Input for this task.

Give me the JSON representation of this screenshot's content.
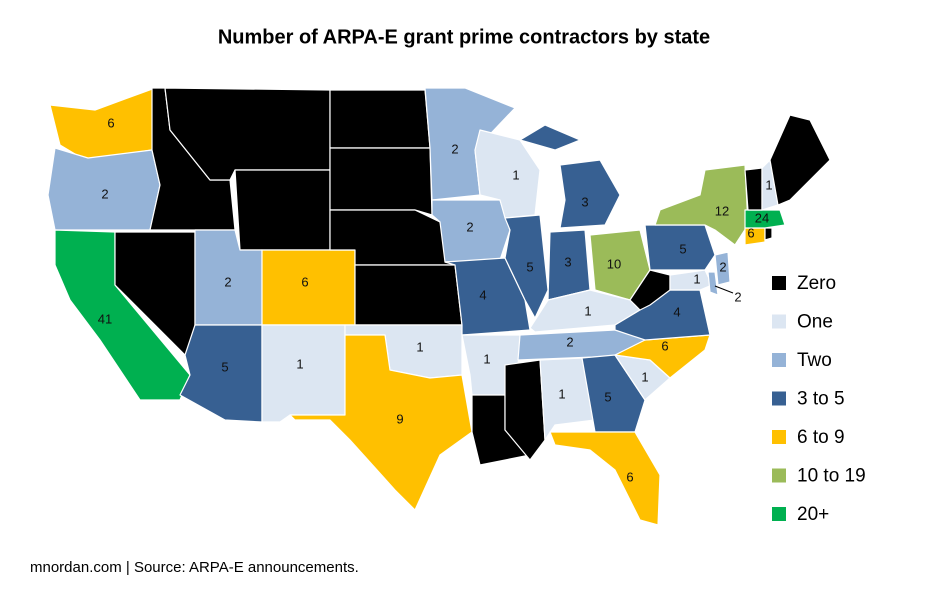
{
  "title": "Number of ARPA-E grant prime contractors by state",
  "source": "mnordan.com | Source: ARPA-E announcements.",
  "legend": [
    {
      "label": "Zero",
      "color": "#000000",
      "min": 0
    },
    {
      "label": "One",
      "color": "#dce6f2",
      "min": 1
    },
    {
      "label": "Two",
      "color": "#95b3d7",
      "min": 2
    },
    {
      "label": "3 to 5",
      "color": "#376092",
      "min": 3
    },
    {
      "label": "6 to 9",
      "color": "#ffc000",
      "min": 6
    },
    {
      "label": "10 to 19",
      "color": "#9bbb59",
      "min": 10
    },
    {
      "label": "20+",
      "color": "#00b050",
      "min": 20
    }
  ],
  "states": [
    6,
    2,
    41,
    0,
    0,
    0,
    0,
    2,
    6,
    5,
    1,
    0,
    0,
    0,
    0,
    1,
    9,
    2,
    2,
    4,
    1,
    0,
    1,
    5,
    3,
    3,
    10,
    1,
    2,
    0,
    1,
    5,
    6,
    1,
    6,
    4,
    0,
    5,
    12,
    1,
    2,
    2,
    6,
    0,
    24,
    0,
    1,
    0
  ]
}
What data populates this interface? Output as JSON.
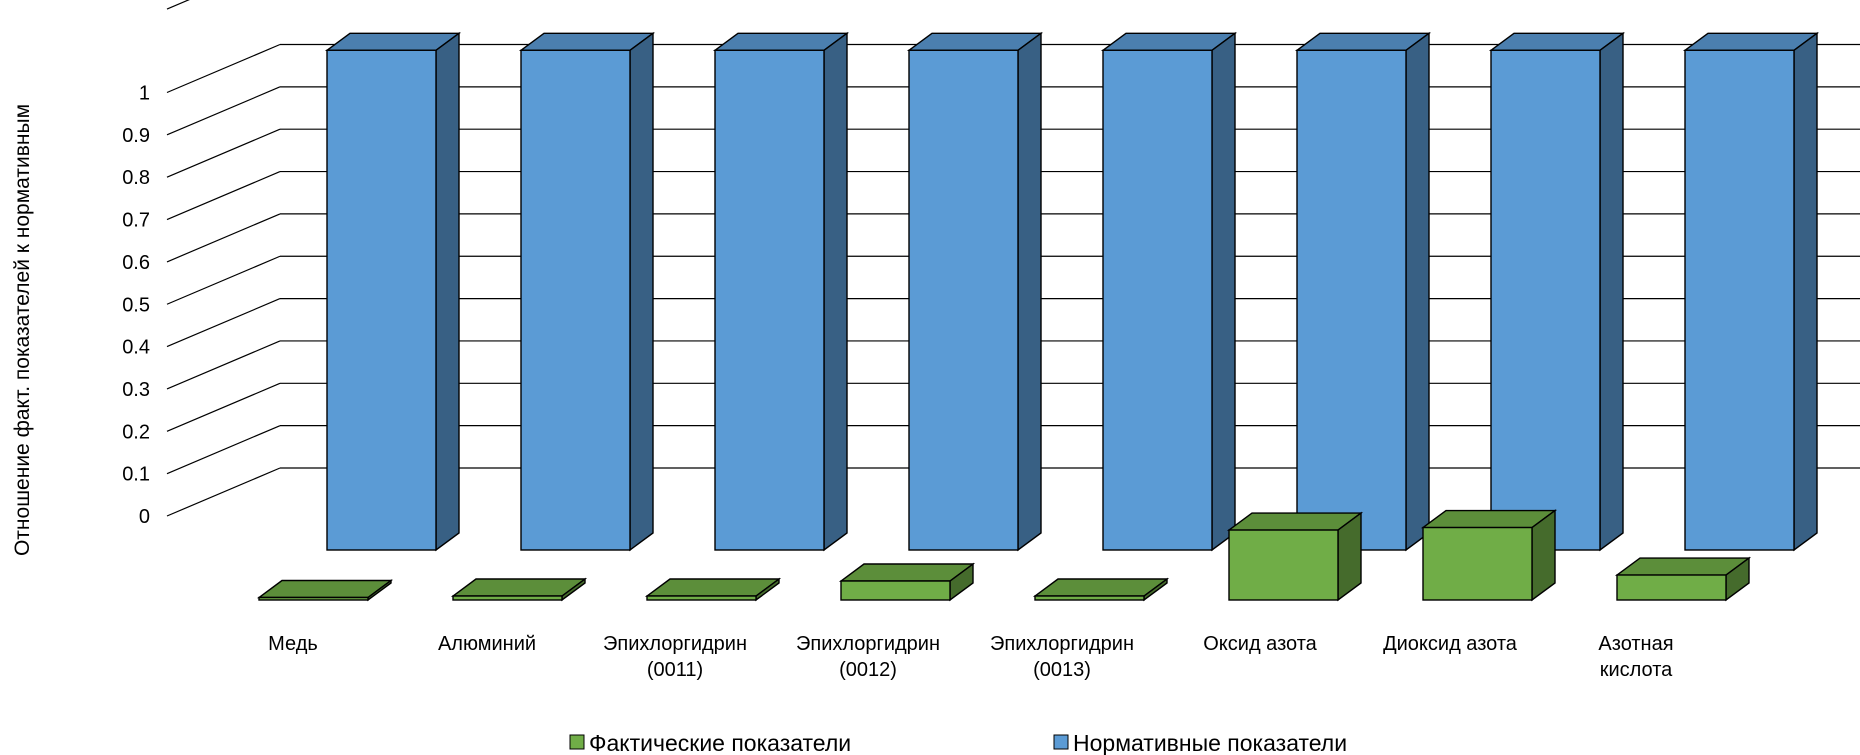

Exercise directions.
Search the lines above for the string "ARPA", then show every one that has it.

Problem solution.
  "title": "Number of ARPA-E grant prime contractors by state",
  "source": "mnordan.com | Source: ARPA-E announcements.",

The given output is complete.